--- GIVEN INSTRUCTION ---
In the listing below, find every line with the string "インバウンド" and pull it out.

======== THE RECORDS

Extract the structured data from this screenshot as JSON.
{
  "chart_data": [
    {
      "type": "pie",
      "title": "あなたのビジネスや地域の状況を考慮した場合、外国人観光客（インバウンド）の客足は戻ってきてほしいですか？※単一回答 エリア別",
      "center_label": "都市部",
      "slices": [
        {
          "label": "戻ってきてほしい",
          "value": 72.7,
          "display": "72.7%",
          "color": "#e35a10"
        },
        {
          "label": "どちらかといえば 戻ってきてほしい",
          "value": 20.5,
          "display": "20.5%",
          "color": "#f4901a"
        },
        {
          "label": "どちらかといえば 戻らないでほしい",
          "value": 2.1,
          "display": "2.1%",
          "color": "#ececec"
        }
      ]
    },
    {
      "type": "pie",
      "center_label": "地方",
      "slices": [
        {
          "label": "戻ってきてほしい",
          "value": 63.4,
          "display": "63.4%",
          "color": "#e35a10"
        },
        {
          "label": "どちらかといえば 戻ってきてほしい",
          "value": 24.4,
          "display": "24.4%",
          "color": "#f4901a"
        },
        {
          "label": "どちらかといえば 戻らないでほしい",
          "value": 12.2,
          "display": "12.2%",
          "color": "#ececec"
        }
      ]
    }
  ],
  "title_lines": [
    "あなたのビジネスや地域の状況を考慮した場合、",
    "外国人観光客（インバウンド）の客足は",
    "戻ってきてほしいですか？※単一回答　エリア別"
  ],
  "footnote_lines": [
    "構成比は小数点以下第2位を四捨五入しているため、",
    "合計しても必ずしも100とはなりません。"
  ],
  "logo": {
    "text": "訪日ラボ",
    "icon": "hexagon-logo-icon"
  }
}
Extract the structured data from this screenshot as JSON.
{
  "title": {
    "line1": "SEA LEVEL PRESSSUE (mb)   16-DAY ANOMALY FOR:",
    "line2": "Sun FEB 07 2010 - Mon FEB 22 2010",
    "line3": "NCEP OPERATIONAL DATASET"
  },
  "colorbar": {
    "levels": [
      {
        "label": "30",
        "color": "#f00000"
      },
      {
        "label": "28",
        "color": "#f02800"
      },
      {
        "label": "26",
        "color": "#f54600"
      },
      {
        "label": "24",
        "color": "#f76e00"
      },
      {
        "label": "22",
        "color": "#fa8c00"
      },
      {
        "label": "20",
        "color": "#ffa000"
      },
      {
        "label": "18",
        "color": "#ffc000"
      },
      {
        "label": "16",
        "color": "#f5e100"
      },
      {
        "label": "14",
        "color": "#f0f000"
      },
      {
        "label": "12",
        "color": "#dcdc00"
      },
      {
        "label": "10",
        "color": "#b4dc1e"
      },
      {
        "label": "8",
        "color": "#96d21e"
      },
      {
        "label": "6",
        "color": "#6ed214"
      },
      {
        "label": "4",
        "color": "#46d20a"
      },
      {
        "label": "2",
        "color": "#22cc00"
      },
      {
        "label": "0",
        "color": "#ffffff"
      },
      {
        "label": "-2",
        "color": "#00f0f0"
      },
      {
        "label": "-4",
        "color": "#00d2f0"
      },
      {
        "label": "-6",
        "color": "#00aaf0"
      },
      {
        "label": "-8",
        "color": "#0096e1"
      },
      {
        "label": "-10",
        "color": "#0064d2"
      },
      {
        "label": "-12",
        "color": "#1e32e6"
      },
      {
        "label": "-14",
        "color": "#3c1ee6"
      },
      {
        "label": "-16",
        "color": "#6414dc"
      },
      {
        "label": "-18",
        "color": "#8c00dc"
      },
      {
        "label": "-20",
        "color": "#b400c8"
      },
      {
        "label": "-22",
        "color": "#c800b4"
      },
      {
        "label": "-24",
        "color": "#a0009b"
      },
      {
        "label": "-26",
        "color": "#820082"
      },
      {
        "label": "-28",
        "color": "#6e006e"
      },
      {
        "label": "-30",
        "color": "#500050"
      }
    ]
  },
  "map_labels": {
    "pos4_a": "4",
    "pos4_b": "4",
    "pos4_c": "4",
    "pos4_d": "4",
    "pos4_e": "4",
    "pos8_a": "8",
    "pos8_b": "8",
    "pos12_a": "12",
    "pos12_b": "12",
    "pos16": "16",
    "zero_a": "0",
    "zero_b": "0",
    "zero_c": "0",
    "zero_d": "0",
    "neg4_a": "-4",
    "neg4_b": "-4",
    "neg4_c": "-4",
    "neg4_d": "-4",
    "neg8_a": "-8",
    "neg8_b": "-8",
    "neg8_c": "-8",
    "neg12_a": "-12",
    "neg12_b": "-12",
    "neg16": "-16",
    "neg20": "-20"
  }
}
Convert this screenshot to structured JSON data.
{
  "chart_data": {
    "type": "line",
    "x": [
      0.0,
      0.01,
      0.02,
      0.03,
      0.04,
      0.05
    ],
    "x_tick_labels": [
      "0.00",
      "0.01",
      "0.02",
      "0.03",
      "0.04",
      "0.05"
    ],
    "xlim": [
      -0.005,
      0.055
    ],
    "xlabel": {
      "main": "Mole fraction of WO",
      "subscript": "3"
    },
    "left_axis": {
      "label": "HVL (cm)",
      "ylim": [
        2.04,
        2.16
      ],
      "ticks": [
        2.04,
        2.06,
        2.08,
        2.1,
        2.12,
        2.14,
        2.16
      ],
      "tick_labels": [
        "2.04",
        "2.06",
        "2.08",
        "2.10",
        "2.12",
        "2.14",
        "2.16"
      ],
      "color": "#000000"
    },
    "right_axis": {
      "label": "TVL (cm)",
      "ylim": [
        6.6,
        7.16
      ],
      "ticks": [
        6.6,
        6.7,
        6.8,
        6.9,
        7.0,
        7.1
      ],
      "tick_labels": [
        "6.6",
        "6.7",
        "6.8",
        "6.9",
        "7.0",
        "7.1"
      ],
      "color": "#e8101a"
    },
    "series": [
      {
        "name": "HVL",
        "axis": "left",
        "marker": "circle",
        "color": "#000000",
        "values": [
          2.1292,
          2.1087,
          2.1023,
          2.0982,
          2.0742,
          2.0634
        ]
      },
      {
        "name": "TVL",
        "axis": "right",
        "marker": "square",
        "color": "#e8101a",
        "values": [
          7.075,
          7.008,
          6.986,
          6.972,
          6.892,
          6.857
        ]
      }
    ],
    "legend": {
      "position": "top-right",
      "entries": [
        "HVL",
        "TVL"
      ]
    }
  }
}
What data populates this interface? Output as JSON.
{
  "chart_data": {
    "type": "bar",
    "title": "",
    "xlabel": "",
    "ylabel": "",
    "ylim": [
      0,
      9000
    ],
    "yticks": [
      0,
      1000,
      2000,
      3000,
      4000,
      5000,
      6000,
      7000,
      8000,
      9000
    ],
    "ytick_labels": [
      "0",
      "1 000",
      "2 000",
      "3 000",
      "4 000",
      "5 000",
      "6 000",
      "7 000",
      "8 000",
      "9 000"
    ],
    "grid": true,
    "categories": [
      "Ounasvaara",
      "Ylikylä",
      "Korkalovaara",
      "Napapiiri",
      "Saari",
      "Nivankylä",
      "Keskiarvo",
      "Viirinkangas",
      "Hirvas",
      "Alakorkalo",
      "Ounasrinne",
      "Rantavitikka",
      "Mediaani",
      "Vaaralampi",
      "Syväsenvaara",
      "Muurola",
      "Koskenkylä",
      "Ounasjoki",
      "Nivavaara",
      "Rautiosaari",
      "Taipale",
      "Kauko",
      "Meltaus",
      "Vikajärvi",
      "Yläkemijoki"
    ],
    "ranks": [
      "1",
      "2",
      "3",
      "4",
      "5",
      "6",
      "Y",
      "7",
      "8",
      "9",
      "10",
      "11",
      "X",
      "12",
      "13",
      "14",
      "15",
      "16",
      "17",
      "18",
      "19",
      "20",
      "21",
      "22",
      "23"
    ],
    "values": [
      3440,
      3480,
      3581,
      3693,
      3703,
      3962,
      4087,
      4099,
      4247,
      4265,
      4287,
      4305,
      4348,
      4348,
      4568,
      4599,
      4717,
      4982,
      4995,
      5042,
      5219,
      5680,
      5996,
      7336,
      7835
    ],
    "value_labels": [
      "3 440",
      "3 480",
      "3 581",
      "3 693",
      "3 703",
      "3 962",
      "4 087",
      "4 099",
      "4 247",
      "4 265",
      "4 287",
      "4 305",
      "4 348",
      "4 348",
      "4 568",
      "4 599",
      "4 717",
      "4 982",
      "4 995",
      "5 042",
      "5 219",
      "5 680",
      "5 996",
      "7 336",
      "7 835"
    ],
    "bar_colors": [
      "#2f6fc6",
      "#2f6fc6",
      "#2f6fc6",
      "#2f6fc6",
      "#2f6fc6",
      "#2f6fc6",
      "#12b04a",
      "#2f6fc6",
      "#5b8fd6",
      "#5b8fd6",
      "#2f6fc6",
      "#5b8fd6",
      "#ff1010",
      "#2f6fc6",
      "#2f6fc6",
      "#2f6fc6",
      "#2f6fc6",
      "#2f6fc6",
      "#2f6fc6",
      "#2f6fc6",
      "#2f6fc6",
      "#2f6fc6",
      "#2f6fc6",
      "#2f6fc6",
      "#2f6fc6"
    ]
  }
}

================

--- RIGHT ANSWER ---
      "title": "あなたのビジネスや地域の状況を考慮した場合、外国人観光客（インバウンド）の客足は戻ってきてほしいですか？※単一回答 エリア別",
    "外国人観光客（インバウンド）の客足は",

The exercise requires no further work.